> **Problem A**: Give the lines of the entries from their first line through the line containing "panel-letter: A [354,194,375,229]" as a numbered list, leaving out any blank lines.

> **Text to read**:
# # # #

Author: Robert Hyatt
Date: 08:53:01 09/10/03
Go up one level in this thread
On September 10, 2003 at 11:49:41, Robert Hyatt wrote:
>On September 10, 2003 at 08:45:22, Uri Blass wrote:
>
>>I found that my program printed the numbers 0 and 1 when it did the following
>>code without printing mistake or mistake1.
>>
>>zobpawnkey[hply]=zobpawn;
>>if (nodes==663719)
>>{
>> if (zobpawnkey[hply]!=zobpawn)
>> printf("mistake");
>> if ((zobpawnkey[hply]&1)!=(zobpawn&1))
>> printf("mistake1");
>> printf(" %d %d ",(zobpawn&1),(zobpawnkey[hply]&1));
>>}
>>
>>both zobpawn and zobpawnkey[hply] are __int 64 varaibles.
>>
>>How is it possible?
>
>You forgot the \n for one thing. This means that the C library will buffer
>up one or the other (or both) of the above, but without the \n, the buffer
>won't be printed until you eventually output a \n character...
>
>However, they should be printed sooner or later.

# # # #

> **Problem B**:
Answer these questions from the forum thread about the printf output:
(i) Which two numbers did the program print?
(ii) What type are both zobpawn and zobpawnkey[hply]?
(iii) What character does the reply say was forgotten?

# # # #

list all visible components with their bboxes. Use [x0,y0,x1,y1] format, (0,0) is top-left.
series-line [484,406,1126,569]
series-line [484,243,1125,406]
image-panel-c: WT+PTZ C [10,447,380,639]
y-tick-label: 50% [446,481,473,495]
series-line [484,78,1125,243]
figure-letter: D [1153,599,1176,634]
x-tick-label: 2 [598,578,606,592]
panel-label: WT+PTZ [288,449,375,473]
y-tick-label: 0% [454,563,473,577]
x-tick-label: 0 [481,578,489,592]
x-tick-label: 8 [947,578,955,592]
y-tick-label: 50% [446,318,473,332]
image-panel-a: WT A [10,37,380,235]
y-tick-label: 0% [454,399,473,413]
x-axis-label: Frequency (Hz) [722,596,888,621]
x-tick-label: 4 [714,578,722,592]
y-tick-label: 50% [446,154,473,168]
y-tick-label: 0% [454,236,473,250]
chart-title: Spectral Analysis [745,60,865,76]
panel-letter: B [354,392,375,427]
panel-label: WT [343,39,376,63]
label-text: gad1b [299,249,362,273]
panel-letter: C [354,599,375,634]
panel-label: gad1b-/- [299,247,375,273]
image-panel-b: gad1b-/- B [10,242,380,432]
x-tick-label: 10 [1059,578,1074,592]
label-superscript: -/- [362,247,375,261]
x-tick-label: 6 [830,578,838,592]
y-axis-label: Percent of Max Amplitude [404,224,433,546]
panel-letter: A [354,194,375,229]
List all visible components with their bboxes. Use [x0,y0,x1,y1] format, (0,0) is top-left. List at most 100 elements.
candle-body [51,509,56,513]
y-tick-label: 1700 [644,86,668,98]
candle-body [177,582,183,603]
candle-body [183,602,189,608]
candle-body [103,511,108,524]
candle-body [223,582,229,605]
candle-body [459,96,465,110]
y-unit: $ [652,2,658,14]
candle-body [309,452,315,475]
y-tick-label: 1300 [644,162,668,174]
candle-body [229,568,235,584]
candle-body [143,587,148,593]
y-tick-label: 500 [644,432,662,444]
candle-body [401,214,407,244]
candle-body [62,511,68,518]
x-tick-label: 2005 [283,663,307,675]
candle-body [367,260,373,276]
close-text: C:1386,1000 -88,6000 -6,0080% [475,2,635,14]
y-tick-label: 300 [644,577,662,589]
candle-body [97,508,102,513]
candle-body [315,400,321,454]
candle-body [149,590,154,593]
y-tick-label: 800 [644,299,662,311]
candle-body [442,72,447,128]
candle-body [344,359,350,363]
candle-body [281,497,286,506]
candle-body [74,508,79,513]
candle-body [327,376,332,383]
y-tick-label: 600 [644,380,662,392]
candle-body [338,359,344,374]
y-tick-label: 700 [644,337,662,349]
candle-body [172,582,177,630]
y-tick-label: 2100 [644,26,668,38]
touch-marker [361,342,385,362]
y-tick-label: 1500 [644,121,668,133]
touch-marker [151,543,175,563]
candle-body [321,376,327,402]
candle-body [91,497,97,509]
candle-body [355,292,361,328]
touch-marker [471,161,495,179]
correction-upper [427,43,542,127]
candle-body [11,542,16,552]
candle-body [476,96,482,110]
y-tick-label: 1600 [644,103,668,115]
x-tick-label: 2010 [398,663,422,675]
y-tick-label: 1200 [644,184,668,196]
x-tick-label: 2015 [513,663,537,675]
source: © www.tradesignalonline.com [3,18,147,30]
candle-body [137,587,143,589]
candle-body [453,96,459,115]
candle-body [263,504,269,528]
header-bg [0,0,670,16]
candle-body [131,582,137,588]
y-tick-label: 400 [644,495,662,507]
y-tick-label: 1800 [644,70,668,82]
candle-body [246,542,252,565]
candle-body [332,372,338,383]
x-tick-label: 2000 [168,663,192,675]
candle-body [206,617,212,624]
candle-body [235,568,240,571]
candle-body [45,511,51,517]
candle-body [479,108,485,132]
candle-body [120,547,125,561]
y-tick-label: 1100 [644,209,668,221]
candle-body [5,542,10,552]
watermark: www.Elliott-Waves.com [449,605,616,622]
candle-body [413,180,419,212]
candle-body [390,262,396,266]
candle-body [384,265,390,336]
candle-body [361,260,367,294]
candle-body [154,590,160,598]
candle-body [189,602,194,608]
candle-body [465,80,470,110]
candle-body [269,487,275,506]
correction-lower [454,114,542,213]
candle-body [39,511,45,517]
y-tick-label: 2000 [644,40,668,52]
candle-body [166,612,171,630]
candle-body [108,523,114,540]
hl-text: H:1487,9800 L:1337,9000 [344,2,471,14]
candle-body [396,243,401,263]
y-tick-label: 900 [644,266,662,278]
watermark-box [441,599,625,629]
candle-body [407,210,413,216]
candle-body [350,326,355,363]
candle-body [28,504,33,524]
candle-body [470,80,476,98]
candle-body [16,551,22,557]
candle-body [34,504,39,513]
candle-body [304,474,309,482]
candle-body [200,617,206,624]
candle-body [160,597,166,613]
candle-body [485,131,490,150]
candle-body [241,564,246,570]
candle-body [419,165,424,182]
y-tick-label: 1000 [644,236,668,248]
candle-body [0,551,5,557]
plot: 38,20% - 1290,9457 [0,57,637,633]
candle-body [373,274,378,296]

# # # #

> **Complete answer A**:
1. list all visible components with their bboxes. Use [x0,y0,x1,y1] format, (0,0) is top-left.
2. series-line [484,406,1126,569]
3. series-line [484,243,1125,406]
4. image-panel-c: WT+PTZ C [10,447,380,639]
5. y-tick-label: 50% [446,481,473,495]
6. series-line [484,78,1125,243]
7. figure-letter: D [1153,599,1176,634]
8. x-tick-label: 2 [598,578,606,592]
9. panel-label: WT+PTZ [288,449,375,473]
10. y-tick-label: 0% [454,563,473,577]
11. x-tick-label: 0 [481,578,489,592]
12. x-tick-label: 8 [947,578,955,592]
13. y-tick-label: 50% [446,318,473,332]
14. image-panel-a: WT A [10,37,380,235]
15. y-tick-label: 0% [454,399,473,413]
16. x-axis-label: Frequency (Hz) [722,596,888,621]
17. x-tick-label: 4 [714,578,722,592]
18. y-tick-label: 50% [446,154,473,168]
19. y-tick-label: 0% [454,236,473,250]
20. chart-title: Spectral Analysis [745,60,865,76]
21. panel-letter: B [354,392,375,427]
22. panel-label: WT [343,39,376,63]
23. label-text: gad1b [299,249,362,273]
24. panel-letter: C [354,599,375,634]
25. panel-label: gad1b-/- [299,247,375,273]
26. image-panel-b: gad1b-/- B [10,242,380,432]
27. x-tick-label: 10 [1059,578,1074,592]
28. label-superscript: -/- [362,247,375,261]
29. x-tick-label: 6 [830,578,838,592]
30. y-axis-label: Percent of Max Amplitude [404,224,433,546]
31. panel-letter: A [354,194,375,229]

> **Complete answer B**:
(i) 0 and 1
(ii) __int 64 variables
(iii) \n